** start of INPUT **

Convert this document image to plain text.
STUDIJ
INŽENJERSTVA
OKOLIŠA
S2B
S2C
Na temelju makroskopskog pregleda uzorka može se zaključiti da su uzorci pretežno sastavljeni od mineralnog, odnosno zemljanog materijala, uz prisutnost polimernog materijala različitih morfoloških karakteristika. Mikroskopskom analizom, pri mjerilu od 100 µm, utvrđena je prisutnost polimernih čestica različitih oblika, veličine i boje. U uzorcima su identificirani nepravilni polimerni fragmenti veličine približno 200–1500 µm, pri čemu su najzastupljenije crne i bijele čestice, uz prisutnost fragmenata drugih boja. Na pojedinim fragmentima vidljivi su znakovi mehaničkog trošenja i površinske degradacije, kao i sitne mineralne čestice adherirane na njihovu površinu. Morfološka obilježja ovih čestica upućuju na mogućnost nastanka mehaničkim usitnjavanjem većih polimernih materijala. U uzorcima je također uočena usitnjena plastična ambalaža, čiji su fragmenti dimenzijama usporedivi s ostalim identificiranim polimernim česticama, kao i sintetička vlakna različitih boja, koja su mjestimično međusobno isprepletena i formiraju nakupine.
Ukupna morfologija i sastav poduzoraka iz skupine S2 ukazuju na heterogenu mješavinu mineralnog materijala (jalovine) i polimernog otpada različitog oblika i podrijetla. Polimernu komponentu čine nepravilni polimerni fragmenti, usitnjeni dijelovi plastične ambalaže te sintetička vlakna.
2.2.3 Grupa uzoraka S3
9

** end of INPUT **
** start of INPUT **

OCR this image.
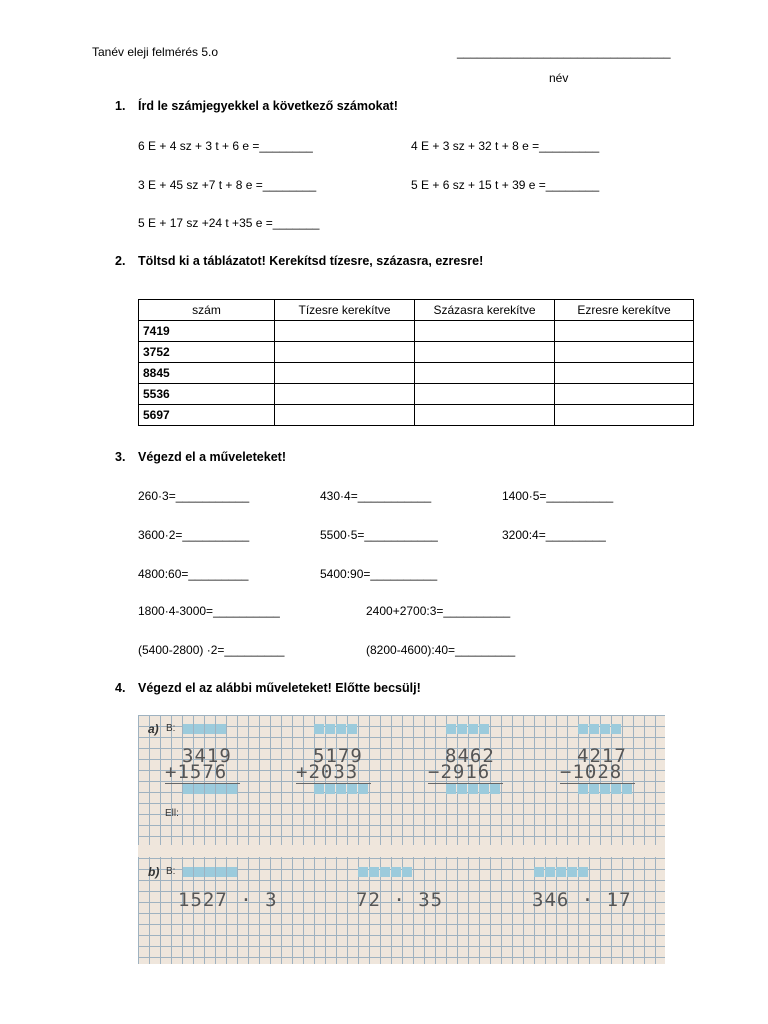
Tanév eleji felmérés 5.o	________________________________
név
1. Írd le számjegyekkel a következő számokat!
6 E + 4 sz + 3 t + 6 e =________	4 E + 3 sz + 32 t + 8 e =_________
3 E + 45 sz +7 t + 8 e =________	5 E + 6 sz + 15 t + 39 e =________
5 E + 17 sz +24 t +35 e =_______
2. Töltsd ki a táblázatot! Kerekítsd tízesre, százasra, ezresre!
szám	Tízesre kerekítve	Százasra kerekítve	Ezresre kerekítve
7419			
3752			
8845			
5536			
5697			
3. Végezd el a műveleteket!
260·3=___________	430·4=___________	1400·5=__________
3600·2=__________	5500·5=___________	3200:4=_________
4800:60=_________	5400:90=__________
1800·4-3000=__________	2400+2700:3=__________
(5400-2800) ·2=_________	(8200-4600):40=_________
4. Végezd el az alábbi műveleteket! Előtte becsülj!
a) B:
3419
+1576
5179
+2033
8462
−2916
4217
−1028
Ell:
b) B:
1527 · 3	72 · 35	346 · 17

** end of INPUT **

PROBLEM TO WORK ON
Identify the lines that contain the string "this", and copy every one of them.

COMPLETED EXERCISE
Convert this document image to plain text.
OCR this image.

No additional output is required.